▸ Text section

>>>

Registered: 2002-01-03
Posts: 223
Loc: Columbia, SC
Here is my test code. I'm still not getting values I would expect. For instance, I would expect 6/3/02 to 6/4/02 to return 1, but 6/2/02 to 6/3/02 to return 0.

code:
FOR $i = 1 TO 7
FOR $j = 1 TO 7
$tDt=Flip_SerDate(@DATE)
$sDt=Flip_SerDate($tDt - ($j + $i))
'The start date is: ' + $sDt ?
$eDt=Flip_SerDate($tDt - $j)
'The end date is: ' + $eDt ?
'Elapsed week days: ' + WeekDaysDiff($sDt,$eDt) ? ?
NEXT
NEXT

FUNCTION WeekDaysDiff($sStrtDte, $sEndDte)
DIM $iDaysDiff, $iStrtDte, $iEndDte, $iWeeks
$iStrtDte = Flip_SerDate($sStrtDte)
$iEndDte = Flip_SerDate($sEndDte)
$iDaysDiff = $iEndDte - $iStrtDte + 1
$iDaysDiff = $iDaysDiff - @WDAYNO
$iWeeks = $iDaysDiff / 7
$iDaysDiff = $iDaysDiff-(($iDaysDiff/7)*7) ; $iDaysDiff mod 7
$WeekDaysDiff = $iDaysDiff + ($iWeeks * 5) + @WDAYNO
ENDFUNCTION

FUNCTION Flip_SerDate($Var)
; Parameter $Var must be either a date (yyyy/mm/dd) or an integer previously
; derived by this function.
; If passed a date, it returns an integer and vice versa.
; Algorithms were obtained from: http://www.capecod.net/~pbaum/date/date0.htm
DIM $Z, $H, $A, $B, $C, $Y, $M, $D, $aDate
IF InStr($Var,'/') ; date passed
$aDate = Split($Var+'///','/',3)

<<<

▸ Dataset section
>>>

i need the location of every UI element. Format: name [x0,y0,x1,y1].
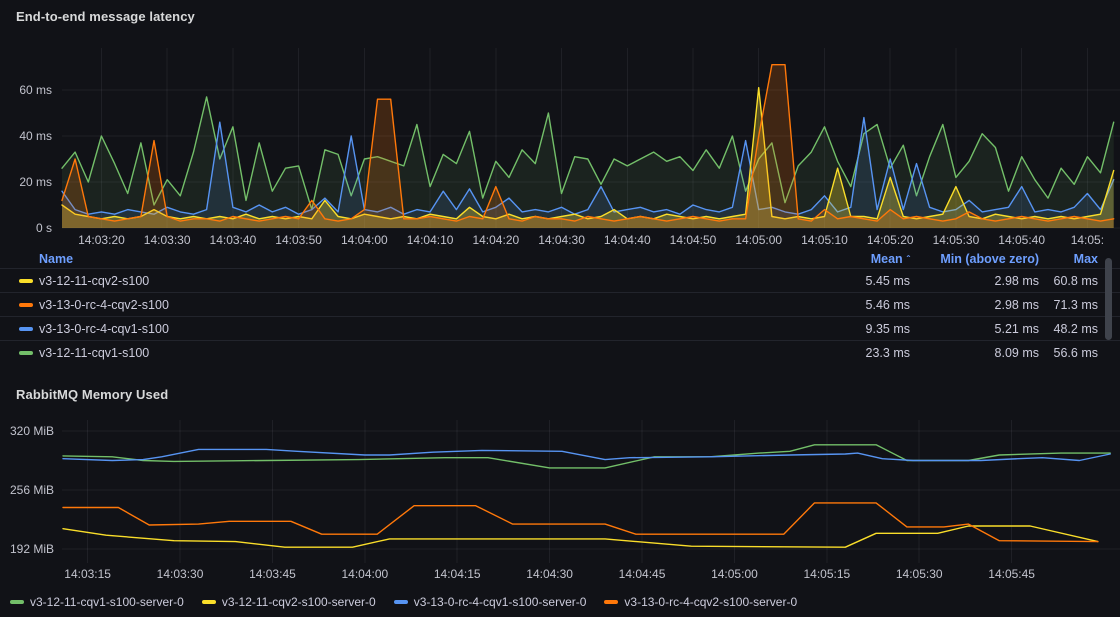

<<<

▸ Exercise instructions
Could you quote the forum post about weekday counting above, word for word, starting at "Registered: 2002-01-03" and ending at "is: ' + $sDt ?"?

▸ Written answer
Registered: 2002-01-03
Posts: 223
Loc: Columbia, SC
Here is my test code. I'm still not getting values I would expect. For instance, I would expect 6/3/02 to 6/4/02 to return 1, but 6/2/02 to 6/3/02 to return 0.

code:
FOR $i = 1 TO 7
FOR $j = 1 TO 7
$tDt=Flip_SerDate(@DATE)
$sDt=Flip_SerDate($tDt - ($j + $i))
'The start date is: ' + $sDt ?